Start of ROWS
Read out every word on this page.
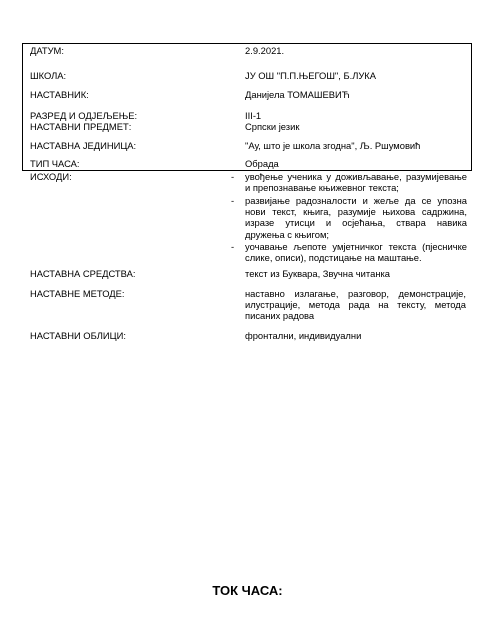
ДАТУМ:	2.9.2021.
ШКОЛА:	ЈУ ОШ "П.П.ЊЕГОШ", Б.ЛУКА
НАСТАВНИК:	Данијела ТОМАШЕВИЋ
РАЗРЕД И ОДЈЕЉЕЊЕ:	III-1
НАСТАВНИ ПРЕДМЕТ:	Српски језик
НАСТАВНА ЈЕДИНИЦА:	"Ау, што је школа згодна", Љ. Ршумовић
ТИП ЧАСА:	Обрада
ИСХОДИ:	- увођење ученика у доживљавање, разумијевање и препознавање књижевног текста;
- развијање радозналости и жеље да се упозна нови текст, књига, разумије њихова садржина, изразе утисци и осјећања, ствара навика дружења с књигом;
- уочавање љепоте умјетничког текста (пјесничке слике, описи), подстицање на маштање.
НАСТАВНА СРЕДСТВА:	текст из Буквара, Звучна читанка
НАСТАВНЕ МЕТОДЕ:	наставно излагање, разговор, демонстрације, илустрације, метода рада на тексту, метода писаних радова
НАСТАВНИ ОБЛИЦИ:	фронтални, индивидуални
ТОК ЧАСА:
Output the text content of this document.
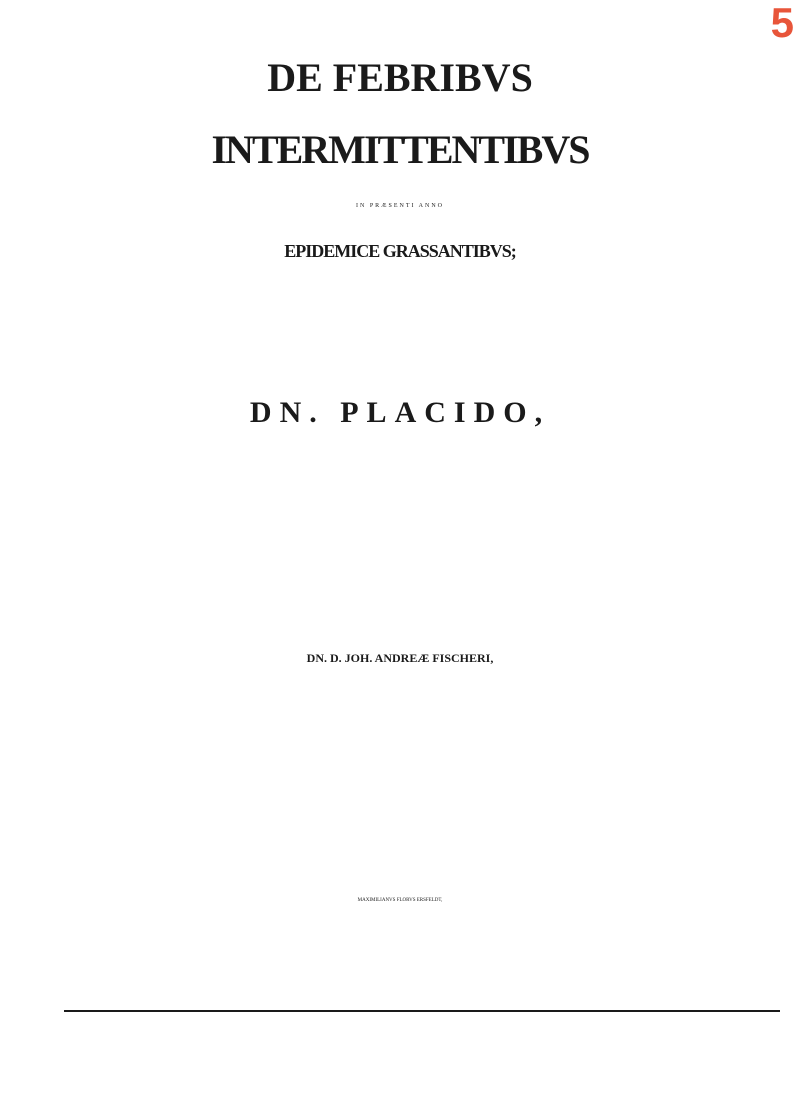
5
DE FEBRIBVS
INTERMITTENTIBVS
IN PRÆSENTI ANNO
EPIDEMICE GRASSANTIBVS;
DN. PLACIDO,
DN. D. JOH. ANDREÆ FISCHERI,
MAXIMILIANVS FLORVS ERSFELDT,
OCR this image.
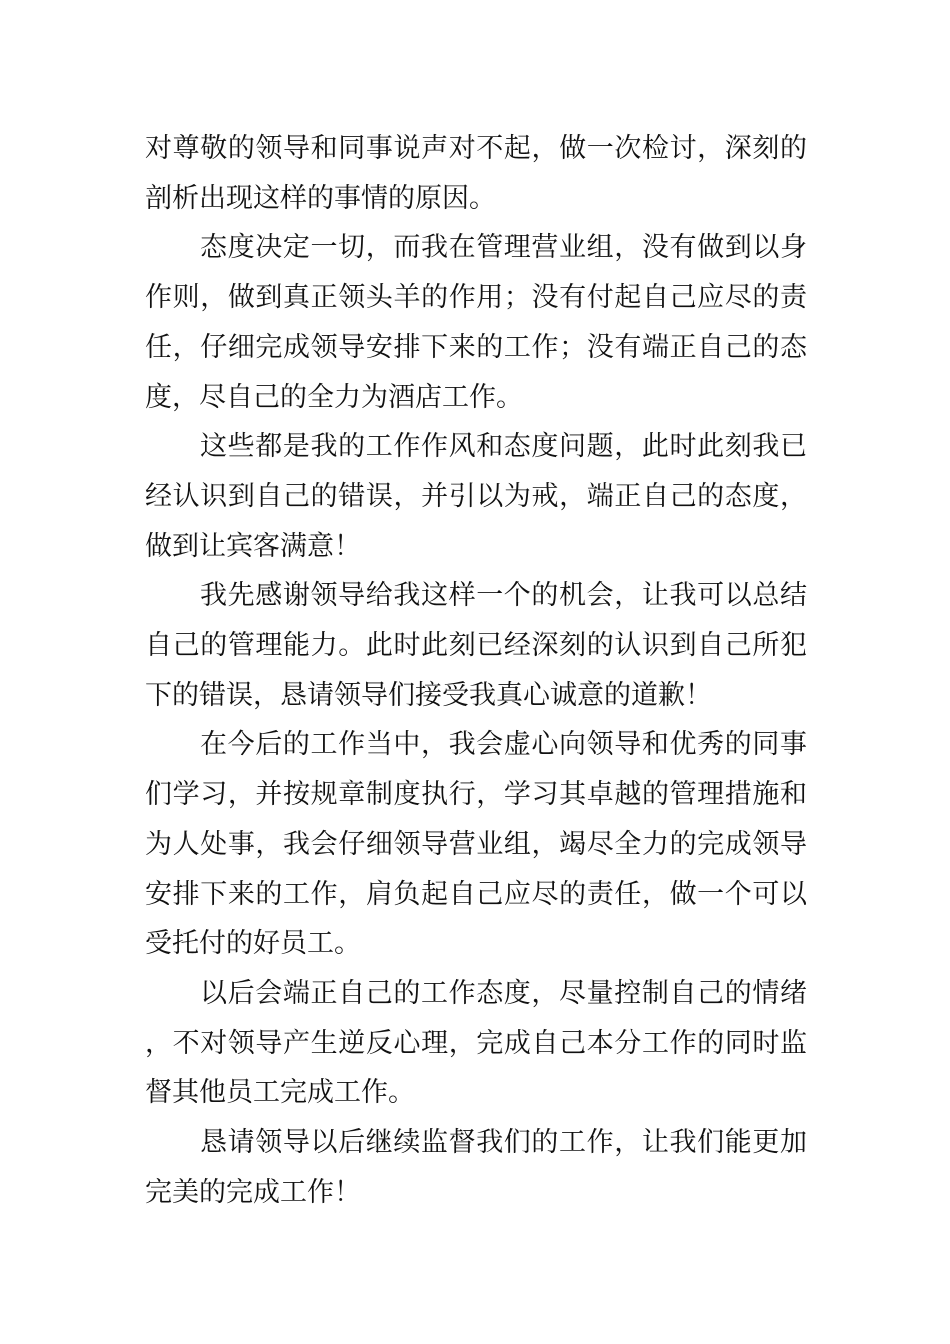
对尊敬的领导和同事说声对不起，做一次检讨，深刻的剖析出现这样的事情的原因。

态度决定一切，而我在管理营业组，没有做到以身作则，做到真正领头羊的作用；没有付起自己应尽的责任，仔细完成领导安排下来的工作；没有端正自己的态度，尽自己的全力为酒店工作。

这些都是我的工作作风和态度问题，此时此刻我已经认识到自己的错误，并引以为戒，端正自己的态度，做到让宾客满意！

我先感谢领导给我这样一个的机会，让我可以总结自己的管理能力。此时此刻已经深刻的认识到自己所犯下的错误，恳请领导们接受我真心诚意的道歉！

在今后的工作当中，我会虚心向领导和优秀的同事们学习，并按规章制度执行，学习其卓越的管理措施和为人处事，我会仔细领导营业组，竭尽全力的完成领导安排下来的工作，肩负起自己应尽的责任，做一个可以受托付的好员工。

以后会端正自己的工作态度，尽量控制自己的情绪，不对领导产生逆反心理，完成自己本分工作的同时监督其他员工完成工作。

恳请领导以后继续监督我们的工作，让我们能更加完美的完成工作！
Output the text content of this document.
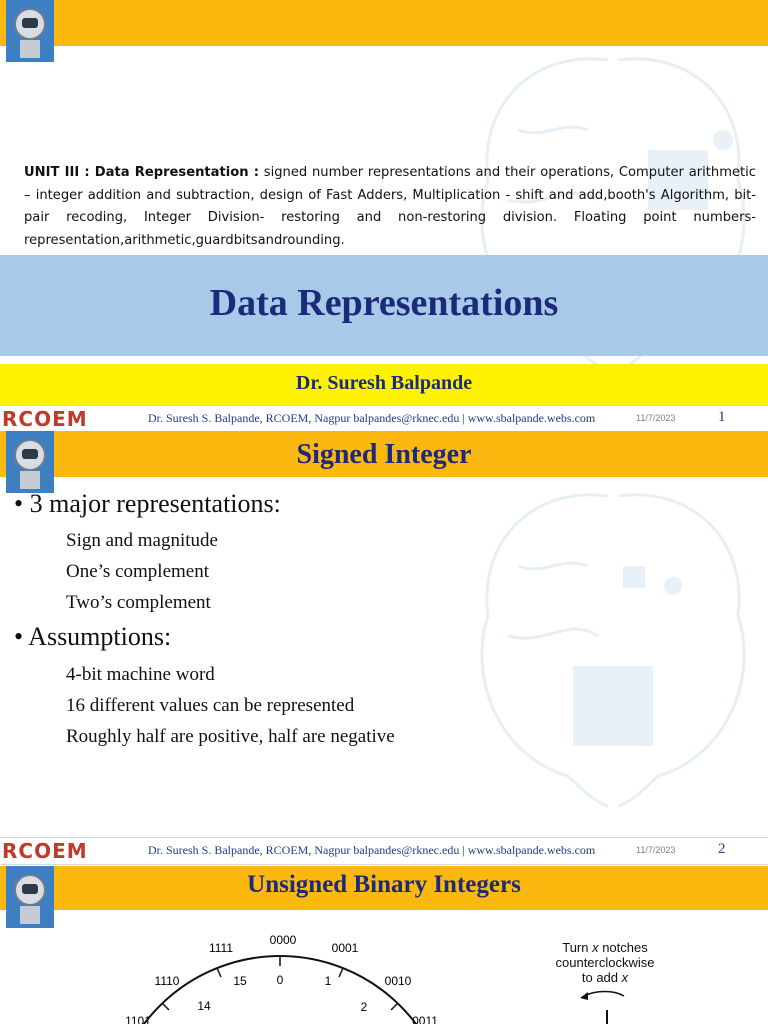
UNIT III : Data Representation : signed number representations and their operations, Computer arithmetic – integer addition and subtraction, design of Fast Adders, Multiplication - shift and add,booth's Algorithm, bit-pair recoding, Integer Division- restoring and non-restoring division. Floating point numbers-representation,arithmetic,guardbitsandrounding.
Data Representations
Dr. Suresh Balpande
RCOEM	Dr. Suresh S. Balpande, RCOEM, Nagpur balpandes@rknec.edu | www.sbalpande.webs.com	11/7/2023	1
Signed Integer
• 3 major representations:
Sign and magnitude
One’s complement
Two’s complement
• Assumptions:
4-bit machine word
16 different values can be represented
Roughly half are positive, half are negative
RCOEM	Dr. Suresh S. Balpande, RCOEM, Nagpur balpandes@rknec.edu | www.sbalpande.webs.com	11/7/2023	2
Unsigned Binary Integers
0000
0001
0010
0011
1101
1110
1111
0	1
2
14
15
Turn x notches
counterclockwise
to add x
End of ROWS
PROBLEM STATEMENT
Give the data again exactly as written, with all pictures left out.

FINAL RESULT
Read out every word on this page.
ДАТУМ:	2.9.2021.
ШКОЛА:	ЈУ ОШ "П.П.ЊЕГОШ", Б.ЛУКА
НАСТАВНИК:	Данијела ТОМАШЕВИЋ
РАЗРЕД И ОДЈЕЉЕЊЕ:	III-1
НАСТАВНИ ПРЕДМЕТ:	Српски језик
НАСТАВНА ЈЕДИНИЦА:	"Ау, што је школа згодна", Љ. Ршумовић
ТИП ЧАСА:	Обрада
ИСХОДИ:	- увођење ученика у доживљавање, разумијевање и препознавање књижевног текста;
- развијање радозналости и жеље да се упозна нови текст, књига, разумије њихова садржина, изразе утисци и осјећања, ствара навика дружења с књигом;
- уочавање љепоте умјетничког текста (пјесничке слике, описи), подстицање на маштање.
НАСТАВНА СРЕДСТВА:	текст из Буквара, Звучна читанка
НАСТАВНЕ МЕТОДЕ:	наставно излагање, разговор, демонстрације, илустрације, метода рада на тексту, метода писаних радова
НАСТАВНИ ОБЛИЦИ:	фронтални, индивидуални
ТОК ЧАСА:
Output the text content of this document.
5
DE FEBRIBVS
INTERMITTENTIBVS
IN PRÆSENTI ANNO
EPIDEMICE GRASSANTIBVS;
DN. PLACIDO,
DN. D. JOH. ANDREÆ FISCHERI,
MAXIMILIANVS FLORVS ERSFELDT,
OCR this image.
对尊敬的领导和同事说声对不起，做一次检讨，深刻的剖析出现这样的事情的原因。

态度决定一切，而我在管理营业组，没有做到以身作则，做到真正领头羊的作用；没有付起自己应尽的责任，仔细完成领导安排下来的工作；没有端正自己的态度，尽自己的全力为酒店工作。

这些都是我的工作作风和态度问题，此时此刻我已经认识到自己的错误，并引以为戒，端正自己的态度，做到让宾客满意！

我先感谢领导给我这样一个的机会，让我可以总结自己的管理能力。此时此刻已经深刻的认识到自己所犯下的错误，恳请领导们接受我真心诚意的道歉！

在今后的工作当中，我会虚心向领导和优秀的同事们学习，并按规章制度执行，学习其卓越的管理措施和为人处事，我会仔细领导营业组，竭尽全力的完成领导安排下来的工作，肩负起自己应尽的责任，做一个可以受托付的好员工。

以后会端正自己的工作态度，尽量控制自己的情绪，不对领导产生逆反心理，完成自己本分工作的同时监督其他员工完成工作。

恳请领导以后继续监督我们的工作，让我们能更加完美的完成工作！
Output the text content of this document.
UNIT III : Data Representation : signed number representations and their operations, Computer arithmetic – integer addition and subtraction, design of Fast Adders, Multiplication - shift and add,booth's Algorithm, bit-pair recoding, Integer Division- restoring and non-restoring division. Floating point numbers-representation,arithmetic,guardbitsandrounding.
Data Representations
Dr. Suresh Balpande
RCOEM	Dr. Suresh S. Balpande, RCOEM, Nagpur balpandes@rknec.edu | www.sbalpande.webs.com	11/7/2023	1
Signed Integer
• 3 major representations:
Sign and magnitude
One’s complement
Two’s complement
• Assumptions:
4-bit machine word
16 different values can be represented
Roughly half are positive, half are negative
RCOEM	Dr. Suresh S. Balpande, RCOEM, Nagpur balpandes@rknec.edu | www.sbalpande.webs.com	11/7/2023	2
Unsigned Binary Integers
0000
0001
0010
0011
1101
1110
1111
0	1
2
14
15
Turn x notches
counterclockwise
to add x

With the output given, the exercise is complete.